▶ _STATED TASK_
Copy all the data exactly, except the pictures.

▶ _STORED ROWS_
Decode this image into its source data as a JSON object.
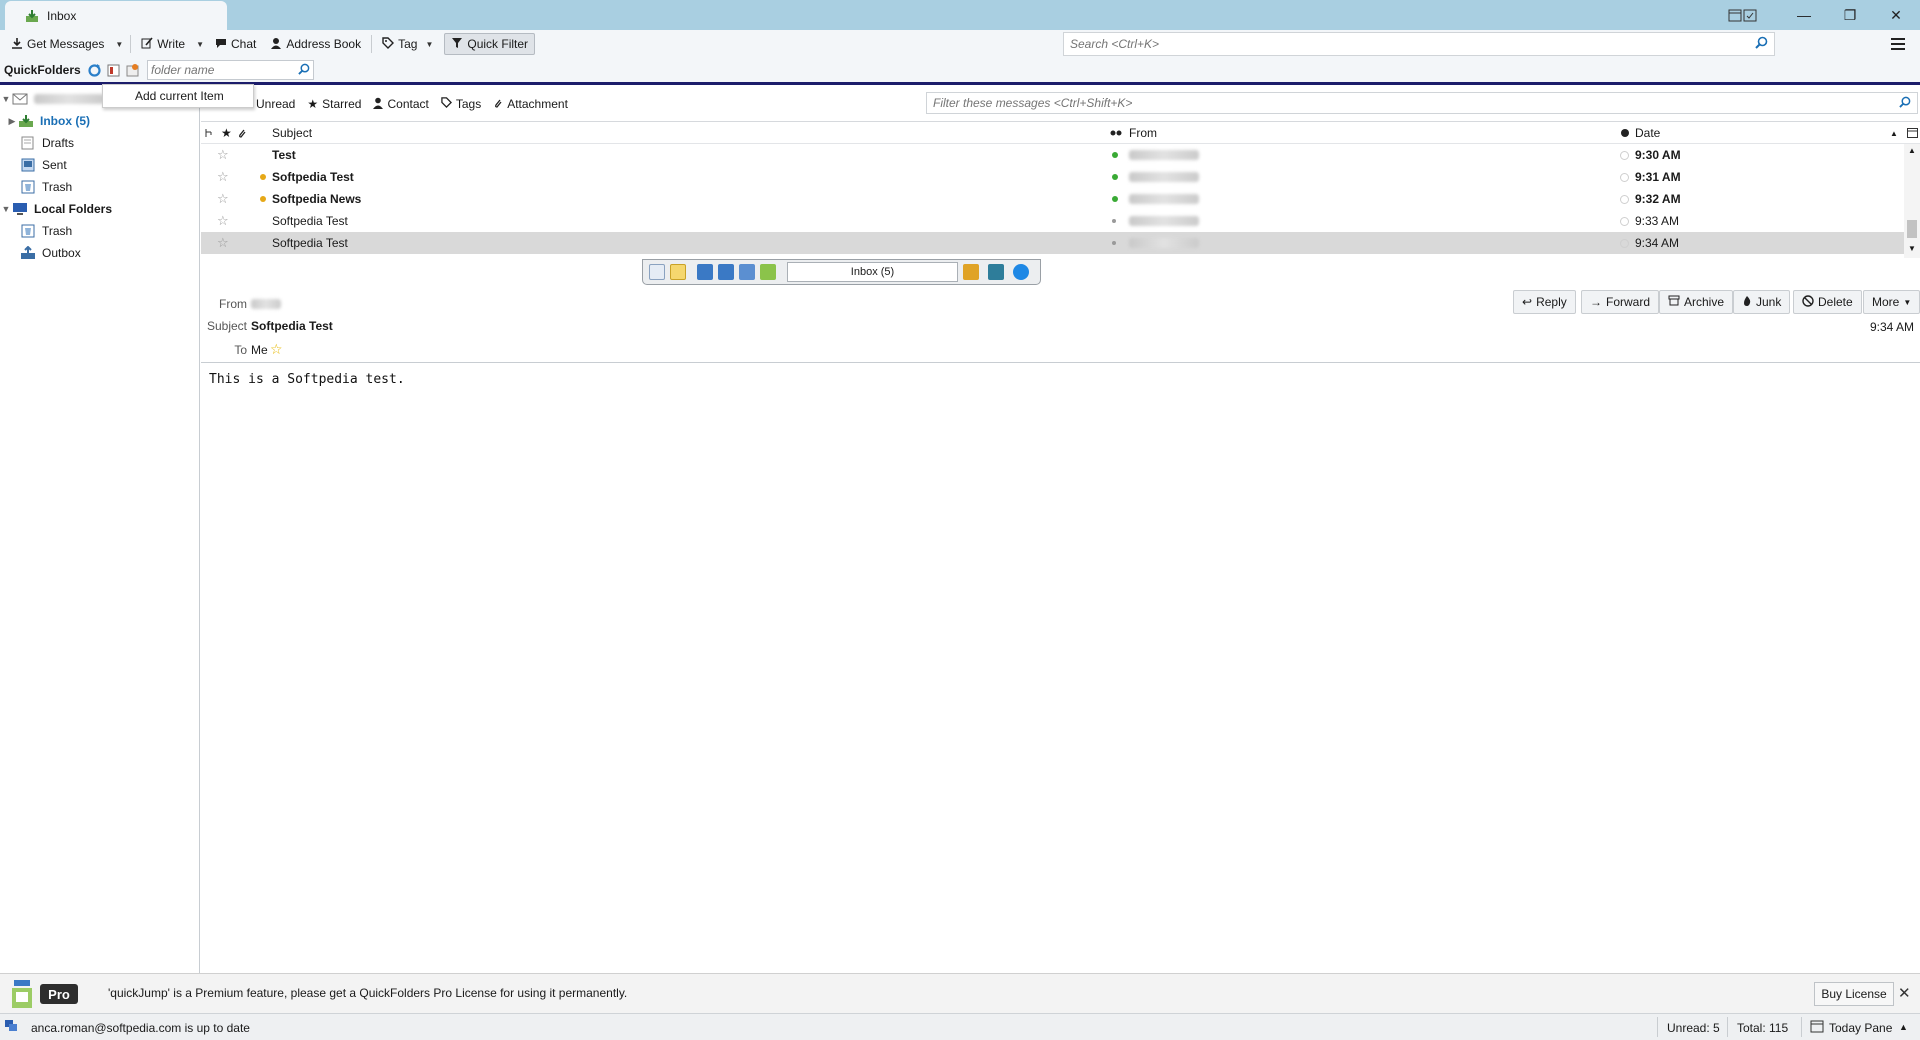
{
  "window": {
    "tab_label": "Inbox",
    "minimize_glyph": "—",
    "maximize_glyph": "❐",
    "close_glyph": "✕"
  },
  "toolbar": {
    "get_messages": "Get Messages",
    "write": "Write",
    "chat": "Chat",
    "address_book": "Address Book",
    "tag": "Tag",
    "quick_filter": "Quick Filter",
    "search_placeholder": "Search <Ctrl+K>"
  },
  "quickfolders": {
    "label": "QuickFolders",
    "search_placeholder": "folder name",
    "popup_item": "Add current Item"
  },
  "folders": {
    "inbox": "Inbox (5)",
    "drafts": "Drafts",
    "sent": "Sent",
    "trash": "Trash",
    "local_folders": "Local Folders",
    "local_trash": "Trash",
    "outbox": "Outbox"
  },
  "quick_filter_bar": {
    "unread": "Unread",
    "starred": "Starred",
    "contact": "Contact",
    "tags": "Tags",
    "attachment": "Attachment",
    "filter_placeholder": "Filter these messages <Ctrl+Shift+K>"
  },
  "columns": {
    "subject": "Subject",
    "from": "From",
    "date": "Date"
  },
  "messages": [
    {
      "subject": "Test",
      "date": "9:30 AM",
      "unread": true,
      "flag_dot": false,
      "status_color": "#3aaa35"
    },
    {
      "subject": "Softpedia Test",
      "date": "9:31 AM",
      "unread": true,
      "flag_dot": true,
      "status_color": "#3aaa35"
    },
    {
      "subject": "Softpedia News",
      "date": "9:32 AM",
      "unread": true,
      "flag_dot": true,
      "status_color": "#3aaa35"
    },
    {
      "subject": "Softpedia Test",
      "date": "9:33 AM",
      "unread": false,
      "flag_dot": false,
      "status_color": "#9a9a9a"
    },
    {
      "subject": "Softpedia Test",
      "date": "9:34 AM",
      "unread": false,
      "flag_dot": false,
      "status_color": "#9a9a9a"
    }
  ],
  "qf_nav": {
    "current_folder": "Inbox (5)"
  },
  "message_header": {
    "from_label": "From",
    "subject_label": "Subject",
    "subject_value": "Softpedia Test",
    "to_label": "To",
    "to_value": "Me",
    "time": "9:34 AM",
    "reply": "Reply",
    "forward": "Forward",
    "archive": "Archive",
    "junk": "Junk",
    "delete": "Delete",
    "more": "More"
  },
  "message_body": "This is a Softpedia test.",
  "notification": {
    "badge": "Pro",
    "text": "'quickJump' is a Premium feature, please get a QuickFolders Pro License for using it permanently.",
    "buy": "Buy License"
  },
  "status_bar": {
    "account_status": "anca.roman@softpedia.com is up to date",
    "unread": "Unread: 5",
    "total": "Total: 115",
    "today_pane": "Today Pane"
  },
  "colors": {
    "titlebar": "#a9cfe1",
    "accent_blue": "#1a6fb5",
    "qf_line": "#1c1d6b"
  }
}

▶ _FINISHED EXERCISE_
Decode this image into its source data as a JSON object.
{
  "window": {
    "tab_label": "Inbox",
    "minimize_glyph": "—",
    "maximize_glyph": "❐",
    "close_glyph": "✕"
  },
  "toolbar": {
    "get_messages": "Get Messages",
    "write": "Write",
    "chat": "Chat",
    "address_book": "Address Book",
    "tag": "Tag",
    "quick_filter": "Quick Filter",
    "search_placeholder": "Search <Ctrl+K>"
  },
  "quickfolders": {
    "label": "QuickFolders",
    "search_placeholder": "folder name",
    "popup_item": "Add current Item"
  },
  "folders": {
    "inbox": "Inbox (5)",
    "drafts": "Drafts",
    "sent": "Sent",
    "trash": "Trash",
    "local_folders": "Local Folders",
    "local_trash": "Trash",
    "outbox": "Outbox"
  },
  "quick_filter_bar": {
    "unread": "Unread",
    "starred": "Starred",
    "contact": "Contact",
    "tags": "Tags",
    "attachment": "Attachment",
    "filter_placeholder": "Filter these messages <Ctrl+Shift+K>"
  },
  "columns": {
    "subject": "Subject",
    "from": "From",
    "date": "Date"
  },
  "messages": [
    {
      "subject": "Test",
      "date": "9:30 AM",
      "unread": true,
      "flag_dot": false,
      "status_color": "#3aaa35"
    },
    {
      "subject": "Softpedia Test",
      "date": "9:31 AM",
      "unread": true,
      "flag_dot": true,
      "status_color": "#3aaa35"
    },
    {
      "subject": "Softpedia News",
      "date": "9:32 AM",
      "unread": true,
      "flag_dot": true,
      "status_color": "#3aaa35"
    },
    {
      "subject": "Softpedia Test",
      "date": "9:33 AM",
      "unread": false,
      "flag_dot": false,
      "status_color": "#9a9a9a"
    },
    {
      "subject": "Softpedia Test",
      "date": "9:34 AM",
      "unread": false,
      "flag_dot": false,
      "status_color": "#9a9a9a"
    }
  ],
  "qf_nav": {
    "current_folder": "Inbox (5)"
  },
  "message_header": {
    "from_label": "From",
    "subject_label": "Subject",
    "subject_value": "Softpedia Test",
    "to_label": "To",
    "to_value": "Me",
    "time": "9:34 AM",
    "reply": "Reply",
    "forward": "Forward",
    "archive": "Archive",
    "junk": "Junk",
    "delete": "Delete",
    "more": "More"
  },
  "message_body": "This is a Softpedia test.",
  "notification": {
    "badge": "Pro",
    "text": "'quickJump' is a Premium feature, please get a QuickFolders Pro License for using it permanently.",
    "buy": "Buy License"
  },
  "status_bar": {
    "account_status": "anca.roman@softpedia.com is up to date",
    "unread": "Unread: 5",
    "total": "Total: 115",
    "today_pane": "Today Pane"
  },
  "colors": {
    "titlebar": "#a9cfe1",
    "accent_blue": "#1a6fb5",
    "qf_line": "#1c1d6b"
  }
}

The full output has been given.